#### Task instructions
Find the lines holding the word "color" and collect them.

Data entries for graphics:
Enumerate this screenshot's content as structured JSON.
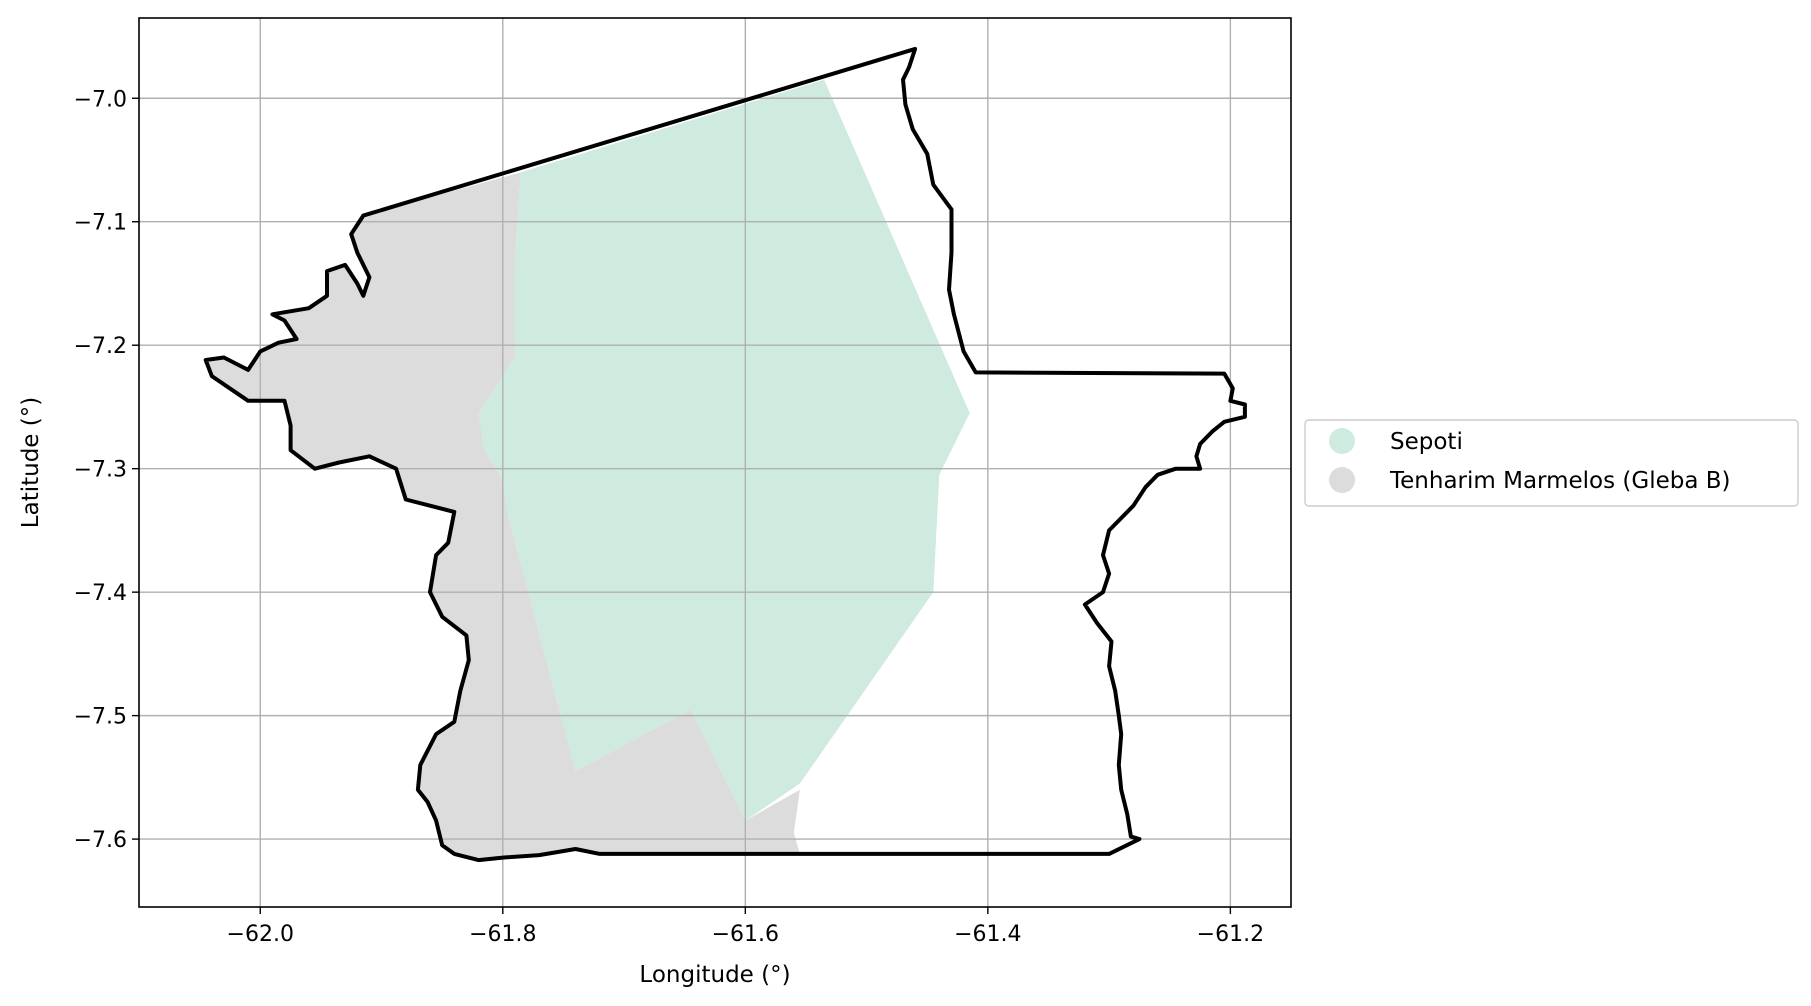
{
  "chart_data": {
    "type": "map",
    "xlabel": "Longitude (°)",
    "ylabel": "Latitude (°)",
    "xlim": [
      -62.1,
      -61.15
    ],
    "ylim": [
      -7.655,
      -6.935
    ],
    "xticks": [
      -62.0,
      -61.8,
      -61.6,
      -61.4,
      -61.2
    ],
    "yticks": [
      -7.0,
      -7.1,
      -7.2,
      -7.3,
      -7.4,
      -7.5,
      -7.6
    ],
    "xtick_labels": [
      "−62.0",
      "−61.8",
      "−61.6",
      "−61.4",
      "−61.2"
    ],
    "ytick_labels": [
      "−7.0",
      "−7.1",
      "−7.2",
      "−7.3",
      "−7.4",
      "−7.5",
      "−7.6"
    ],
    "grid": true,
    "legend_position": "right, outside plot",
    "legend": [
      {
        "name": "Sepoti",
        "color": "#cfeadf"
      },
      {
        "name": "Tenharim Marmelos (Gleba B)",
        "color": "#dcdcdc"
      }
    ],
    "regions": [
      {
        "name": "Tenharim Marmelos (Gleba B)",
        "color": "#dcdcdc",
        "coords": [
          [
            -61.915,
            -7.095
          ],
          [
            -61.785,
            -7.06
          ],
          [
            -61.79,
            -7.13
          ],
          [
            -61.79,
            -7.21
          ],
          [
            -61.82,
            -7.255
          ],
          [
            -61.815,
            -7.285
          ],
          [
            -61.8,
            -7.31
          ],
          [
            -61.795,
            -7.34
          ],
          [
            -61.74,
            -7.545
          ],
          [
            -61.645,
            -7.495
          ],
          [
            -61.6,
            -7.585
          ],
          [
            -61.555,
            -7.56
          ],
          [
            -61.56,
            -7.595
          ],
          [
            -61.555,
            -7.612
          ],
          [
            -61.72,
            -7.612
          ],
          [
            -61.74,
            -7.608
          ],
          [
            -61.77,
            -7.613
          ],
          [
            -61.8,
            -7.615
          ],
          [
            -61.82,
            -7.617
          ],
          [
            -61.84,
            -7.612
          ],
          [
            -61.85,
            -7.605
          ],
          [
            -61.855,
            -7.585
          ],
          [
            -61.862,
            -7.57
          ],
          [
            -61.87,
            -7.56
          ],
          [
            -61.868,
            -7.54
          ],
          [
            -61.855,
            -7.515
          ],
          [
            -61.84,
            -7.505
          ],
          [
            -61.835,
            -7.48
          ],
          [
            -61.828,
            -7.455
          ],
          [
            -61.83,
            -7.435
          ],
          [
            -61.85,
            -7.42
          ],
          [
            -61.86,
            -7.4
          ],
          [
            -61.855,
            -7.37
          ],
          [
            -61.845,
            -7.36
          ],
          [
            -61.84,
            -7.335
          ],
          [
            -61.86,
            -7.33
          ],
          [
            -61.88,
            -7.325
          ],
          [
            -61.888,
            -7.3
          ],
          [
            -61.91,
            -7.29
          ],
          [
            -61.935,
            -7.295
          ],
          [
            -61.955,
            -7.3
          ],
          [
            -61.975,
            -7.285
          ],
          [
            -61.975,
            -7.265
          ],
          [
            -61.98,
            -7.245
          ],
          [
            -62.01,
            -7.245
          ],
          [
            -62.04,
            -7.225
          ],
          [
            -62.045,
            -7.212
          ],
          [
            -62.03,
            -7.21
          ],
          [
            -62.01,
            -7.22
          ],
          [
            -62.0,
            -7.205
          ],
          [
            -61.985,
            -7.198
          ],
          [
            -61.97,
            -7.195
          ],
          [
            -61.98,
            -7.18
          ],
          [
            -61.99,
            -7.175
          ],
          [
            -61.96,
            -7.17
          ],
          [
            -61.945,
            -7.16
          ],
          [
            -61.945,
            -7.14
          ],
          [
            -61.93,
            -7.135
          ],
          [
            -61.92,
            -7.15
          ],
          [
            -61.915,
            -7.16
          ],
          [
            -61.91,
            -7.145
          ],
          [
            -61.92,
            -7.125
          ],
          [
            -61.925,
            -7.11
          ]
        ]
      },
      {
        "name": "Sepoti",
        "color": "#cfeadf",
        "coords": [
          [
            -61.785,
            -7.06
          ],
          [
            -61.535,
            -6.985
          ],
          [
            -61.415,
            -7.255
          ],
          [
            -61.44,
            -7.305
          ],
          [
            -61.445,
            -7.4
          ],
          [
            -61.555,
            -7.555
          ],
          [
            -61.6,
            -7.585
          ],
          [
            -61.645,
            -7.495
          ],
          [
            -61.74,
            -7.545
          ],
          [
            -61.795,
            -7.34
          ],
          [
            -61.8,
            -7.31
          ],
          [
            -61.815,
            -7.285
          ],
          [
            -61.82,
            -7.255
          ],
          [
            -61.79,
            -7.21
          ],
          [
            -61.79,
            -7.13
          ]
        ]
      }
    ],
    "outline": [
      [
        -61.915,
        -7.095
      ],
      [
        -61.46,
        -6.96
      ],
      [
        -61.465,
        -6.975
      ],
      [
        -61.47,
        -6.985
      ],
      [
        -61.468,
        -7.005
      ],
      [
        -61.462,
        -7.025
      ],
      [
        -61.45,
        -7.045
      ],
      [
        -61.445,
        -7.07
      ],
      [
        -61.43,
        -7.09
      ],
      [
        -61.43,
        -7.125
      ],
      [
        -61.432,
        -7.155
      ],
      [
        -61.428,
        -7.175
      ],
      [
        -61.42,
        -7.205
      ],
      [
        -61.41,
        -7.222
      ],
      [
        -61.205,
        -7.223
      ],
      [
        -61.198,
        -7.235
      ],
      [
        -61.2,
        -7.245
      ],
      [
        -61.188,
        -7.248
      ],
      [
        -61.188,
        -7.258
      ],
      [
        -61.205,
        -7.262
      ],
      [
        -61.215,
        -7.27
      ],
      [
        -61.225,
        -7.28
      ],
      [
        -61.228,
        -7.29
      ],
      [
        -61.225,
        -7.3
      ],
      [
        -61.245,
        -7.3
      ],
      [
        -61.26,
        -7.305
      ],
      [
        -61.27,
        -7.315
      ],
      [
        -61.28,
        -7.33
      ],
      [
        -61.3,
        -7.35
      ],
      [
        -61.305,
        -7.37
      ],
      [
        -61.3,
        -7.385
      ],
      [
        -61.305,
        -7.4
      ],
      [
        -61.32,
        -7.41
      ],
      [
        -61.31,
        -7.425
      ],
      [
        -61.298,
        -7.44
      ],
      [
        -61.3,
        -7.46
      ],
      [
        -61.295,
        -7.48
      ],
      [
        -61.292,
        -7.5
      ],
      [
        -61.29,
        -7.515
      ],
      [
        -61.292,
        -7.54
      ],
      [
        -61.29,
        -7.56
      ],
      [
        -61.285,
        -7.58
      ],
      [
        -61.282,
        -7.598
      ],
      [
        -61.275,
        -7.6
      ],
      [
        -61.3,
        -7.612
      ],
      [
        -61.72,
        -7.612
      ],
      [
        -61.74,
        -7.608
      ],
      [
        -61.77,
        -7.613
      ],
      [
        -61.8,
        -7.615
      ],
      [
        -61.82,
        -7.617
      ],
      [
        -61.84,
        -7.612
      ],
      [
        -61.85,
        -7.605
      ],
      [
        -61.855,
        -7.585
      ],
      [
        -61.862,
        -7.57
      ],
      [
        -61.87,
        -7.56
      ],
      [
        -61.868,
        -7.54
      ],
      [
        -61.855,
        -7.515
      ],
      [
        -61.84,
        -7.505
      ],
      [
        -61.835,
        -7.48
      ],
      [
        -61.828,
        -7.455
      ],
      [
        -61.83,
        -7.435
      ],
      [
        -61.85,
        -7.42
      ],
      [
        -61.86,
        -7.4
      ],
      [
        -61.855,
        -7.37
      ],
      [
        -61.845,
        -7.36
      ],
      [
        -61.84,
        -7.335
      ],
      [
        -61.86,
        -7.33
      ],
      [
        -61.88,
        -7.325
      ],
      [
        -61.888,
        -7.3
      ],
      [
        -61.91,
        -7.29
      ],
      [
        -61.935,
        -7.295
      ],
      [
        -61.955,
        -7.3
      ],
      [
        -61.975,
        -7.285
      ],
      [
        -61.975,
        -7.265
      ],
      [
        -61.98,
        -7.245
      ],
      [
        -62.01,
        -7.245
      ],
      [
        -62.04,
        -7.225
      ],
      [
        -62.045,
        -7.212
      ],
      [
        -62.03,
        -7.21
      ],
      [
        -62.01,
        -7.22
      ],
      [
        -62.0,
        -7.205
      ],
      [
        -61.985,
        -7.198
      ],
      [
        -61.97,
        -7.195
      ],
      [
        -61.98,
        -7.18
      ],
      [
        -61.99,
        -7.175
      ],
      [
        -61.96,
        -7.17
      ],
      [
        -61.945,
        -7.16
      ],
      [
        -61.945,
        -7.14
      ],
      [
        -61.93,
        -7.135
      ],
      [
        -61.92,
        -7.15
      ],
      [
        -61.915,
        -7.16
      ],
      [
        -61.91,
        -7.145
      ],
      [
        -61.92,
        -7.125
      ],
      [
        -61.925,
        -7.11
      ]
    ]
  }
}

#### The solution
        "color": "#cfeadf"
        "color": "#dcdcdc"
        "color": "#dcdcdc",
        "color": "#cfeadf",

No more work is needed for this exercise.